▶ **Problem details**
Copy out every line of the records where the string "this" occurs.

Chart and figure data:
»»

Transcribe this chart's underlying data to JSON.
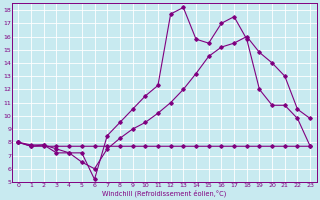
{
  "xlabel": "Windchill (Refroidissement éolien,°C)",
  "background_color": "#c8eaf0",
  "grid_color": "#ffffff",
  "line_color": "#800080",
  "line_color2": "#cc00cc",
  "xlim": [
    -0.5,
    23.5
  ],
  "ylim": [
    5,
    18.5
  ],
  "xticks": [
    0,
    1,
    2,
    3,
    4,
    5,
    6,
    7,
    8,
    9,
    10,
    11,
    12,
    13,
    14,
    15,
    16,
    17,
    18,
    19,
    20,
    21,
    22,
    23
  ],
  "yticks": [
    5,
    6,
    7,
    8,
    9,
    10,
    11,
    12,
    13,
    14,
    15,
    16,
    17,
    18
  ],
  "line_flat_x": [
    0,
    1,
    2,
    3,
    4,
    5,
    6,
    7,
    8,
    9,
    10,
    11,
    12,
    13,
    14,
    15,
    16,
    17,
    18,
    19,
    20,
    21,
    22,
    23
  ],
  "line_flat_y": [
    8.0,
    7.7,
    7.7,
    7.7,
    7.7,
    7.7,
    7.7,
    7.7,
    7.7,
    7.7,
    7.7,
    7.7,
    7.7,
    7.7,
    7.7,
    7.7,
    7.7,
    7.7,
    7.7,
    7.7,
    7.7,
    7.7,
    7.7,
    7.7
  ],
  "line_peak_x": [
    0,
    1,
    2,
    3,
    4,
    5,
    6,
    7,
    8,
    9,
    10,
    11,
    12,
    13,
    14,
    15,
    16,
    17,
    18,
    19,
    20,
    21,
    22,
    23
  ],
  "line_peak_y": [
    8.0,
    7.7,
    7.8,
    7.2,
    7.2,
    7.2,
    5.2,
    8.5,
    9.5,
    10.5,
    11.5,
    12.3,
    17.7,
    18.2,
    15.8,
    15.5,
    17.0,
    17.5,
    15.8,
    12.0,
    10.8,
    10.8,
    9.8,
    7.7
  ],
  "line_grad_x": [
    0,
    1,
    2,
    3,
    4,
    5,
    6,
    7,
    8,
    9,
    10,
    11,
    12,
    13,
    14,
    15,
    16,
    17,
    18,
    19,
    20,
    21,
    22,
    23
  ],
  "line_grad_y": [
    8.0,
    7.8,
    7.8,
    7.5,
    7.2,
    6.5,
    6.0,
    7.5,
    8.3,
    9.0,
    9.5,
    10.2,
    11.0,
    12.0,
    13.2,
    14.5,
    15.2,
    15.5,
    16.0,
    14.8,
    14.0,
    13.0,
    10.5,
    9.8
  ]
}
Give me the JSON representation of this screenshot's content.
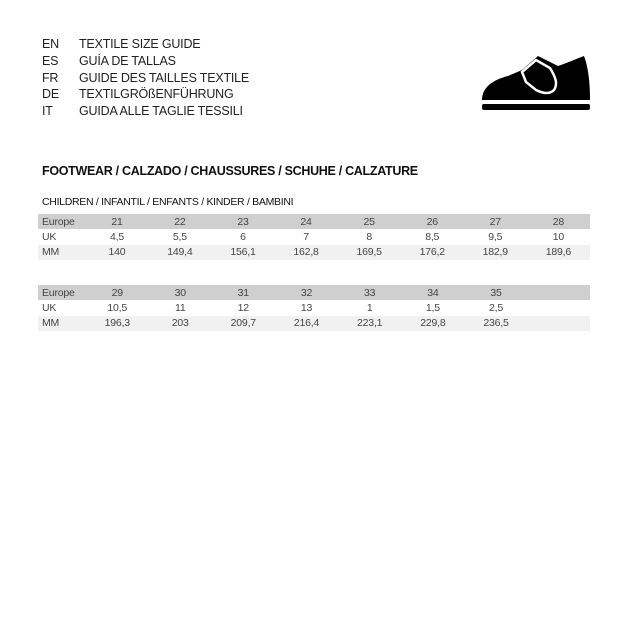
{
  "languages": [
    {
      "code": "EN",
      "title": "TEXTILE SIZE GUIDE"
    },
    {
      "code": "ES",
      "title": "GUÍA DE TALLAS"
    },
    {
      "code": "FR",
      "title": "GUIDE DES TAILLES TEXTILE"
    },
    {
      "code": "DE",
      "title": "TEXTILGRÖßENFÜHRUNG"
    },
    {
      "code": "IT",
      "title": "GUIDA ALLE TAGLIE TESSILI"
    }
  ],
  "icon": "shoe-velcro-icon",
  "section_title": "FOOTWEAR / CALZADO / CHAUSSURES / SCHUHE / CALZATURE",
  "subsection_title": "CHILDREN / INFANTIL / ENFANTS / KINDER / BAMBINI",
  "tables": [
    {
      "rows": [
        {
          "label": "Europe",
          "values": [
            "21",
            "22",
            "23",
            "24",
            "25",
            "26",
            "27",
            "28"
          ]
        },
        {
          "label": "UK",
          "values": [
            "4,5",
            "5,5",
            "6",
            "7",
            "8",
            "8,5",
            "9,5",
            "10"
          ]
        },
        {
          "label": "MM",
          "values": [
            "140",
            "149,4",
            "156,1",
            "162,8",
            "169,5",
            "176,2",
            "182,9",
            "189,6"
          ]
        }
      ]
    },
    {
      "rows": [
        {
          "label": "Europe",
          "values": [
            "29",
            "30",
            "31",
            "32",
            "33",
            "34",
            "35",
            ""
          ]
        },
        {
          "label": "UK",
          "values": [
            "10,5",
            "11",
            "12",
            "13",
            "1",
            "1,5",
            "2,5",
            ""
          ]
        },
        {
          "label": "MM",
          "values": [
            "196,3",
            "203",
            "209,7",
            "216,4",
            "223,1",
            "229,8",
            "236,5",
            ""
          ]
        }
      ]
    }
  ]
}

««

▶ **Solved problem**
Transcribe this chart's underlying data to JSON.
Give me the JSON representation of this screenshot's content.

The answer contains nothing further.